▶ _STATED EXERCISE_: Please give the data below again in full, exactly as it stands.

━━━━━ ROWS ━━━━━

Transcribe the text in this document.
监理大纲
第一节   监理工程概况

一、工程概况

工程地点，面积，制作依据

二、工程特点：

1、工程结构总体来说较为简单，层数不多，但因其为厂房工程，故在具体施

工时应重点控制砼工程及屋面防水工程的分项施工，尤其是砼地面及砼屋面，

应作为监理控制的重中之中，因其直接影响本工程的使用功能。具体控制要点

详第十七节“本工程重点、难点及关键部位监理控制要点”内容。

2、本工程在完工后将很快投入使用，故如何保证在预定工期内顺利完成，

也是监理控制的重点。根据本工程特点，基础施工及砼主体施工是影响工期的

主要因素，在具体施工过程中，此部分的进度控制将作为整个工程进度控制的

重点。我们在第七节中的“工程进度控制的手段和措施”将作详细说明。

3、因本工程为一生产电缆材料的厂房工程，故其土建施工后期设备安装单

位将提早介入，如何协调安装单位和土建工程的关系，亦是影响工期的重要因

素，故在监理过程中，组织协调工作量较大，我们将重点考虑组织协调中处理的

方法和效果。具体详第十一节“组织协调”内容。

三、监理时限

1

━━━━━

▶ _ANSWER TO THE TASK_:
Transcribe the text in this document.
监理大纲
第一节   监理工程概况

一、工程概况

工程地点，面积，制作依据

二、工程特点：

1、工程结构总体来说较为简单，层数不多，但因其为厂房工程，故在具体施

工时应重点控制砼工程及屋面防水工程的分项施工，尤其是砼地面及砼屋面，

应作为监理控制的重中之中，因其直接影响本工程的使用功能。具体控制要点

详第十七节“本工程重点、难点及关键部位监理控制要点”内容。

2、本工程在完工后将很快投入使用，故如何保证在预定工期内顺利完成，

也是监理控制的重点。根据本工程特点，基础施工及砼主体施工是影响工期的

主要因素，在具体施工过程中，此部分的进度控制将作为整个工程进度控制的

重点。我们在第七节中的“工程进度控制的手段和措施”将作详细说明。

3、因本工程为一生产电缆材料的厂房工程，故其土建施工后期设备安装单

位将提早介入，如何协调安装单位和土建工程的关系，亦是影响工期的重要因

素，故在监理过程中，组织协调工作量较大，我们将重点考虑组织协调中处理的

方法和效果。具体详第十一节“组织协调”内容。

三、监理时限

1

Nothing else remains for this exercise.